Extracted data entries
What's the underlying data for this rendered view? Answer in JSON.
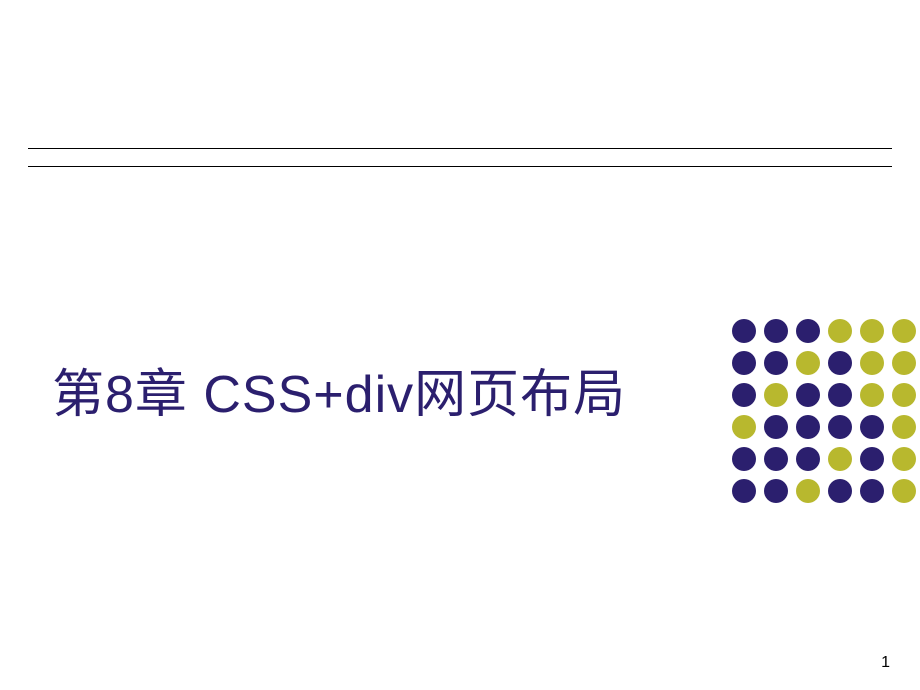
{
  "title": "第8章  CSS+div网页布局",
  "page_number": "1",
  "colors": {
    "purple": "#2b1f6e",
    "yellow": "#b8b82e"
  },
  "dot_pattern": [
    [
      "purple",
      "purple",
      "purple",
      "yellow",
      "yellow",
      "yellow"
    ],
    [
      "purple",
      "purple",
      "yellow",
      "purple",
      "yellow",
      "yellow"
    ],
    [
      "purple",
      "yellow",
      "purple",
      "purple",
      "yellow",
      "yellow"
    ],
    [
      "yellow",
      "purple",
      "purple",
      "purple",
      "purple",
      "yellow"
    ],
    [
      "purple",
      "purple",
      "purple",
      "yellow",
      "purple",
      "yellow"
    ],
    [
      "purple",
      "purple",
      "yellow",
      "purple",
      "purple",
      "yellow"
    ]
  ]
}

▸ YOUR OBJECTIVE
Leave every image out, and retype the material exactly.

▸ TASK RESPONSE
What's the underlying data for this rendered view? Answer in JSON.
{
  "title": "第8章  CSS+div网页布局",
  "page_number": "1",
  "colors": {
    "purple": "#2b1f6e",
    "yellow": "#b8b82e"
  },
  "dot_pattern": [
    [
      "purple",
      "purple",
      "purple",
      "yellow",
      "yellow",
      "yellow"
    ],
    [
      "purple",
      "purple",
      "yellow",
      "purple",
      "yellow",
      "yellow"
    ],
    [
      "purple",
      "yellow",
      "purple",
      "purple",
      "yellow",
      "yellow"
    ],
    [
      "yellow",
      "purple",
      "purple",
      "purple",
      "purple",
      "yellow"
    ],
    [
      "purple",
      "purple",
      "purple",
      "yellow",
      "purple",
      "yellow"
    ],
    [
      "purple",
      "purple",
      "yellow",
      "purple",
      "purple",
      "yellow"
    ]
  ]
}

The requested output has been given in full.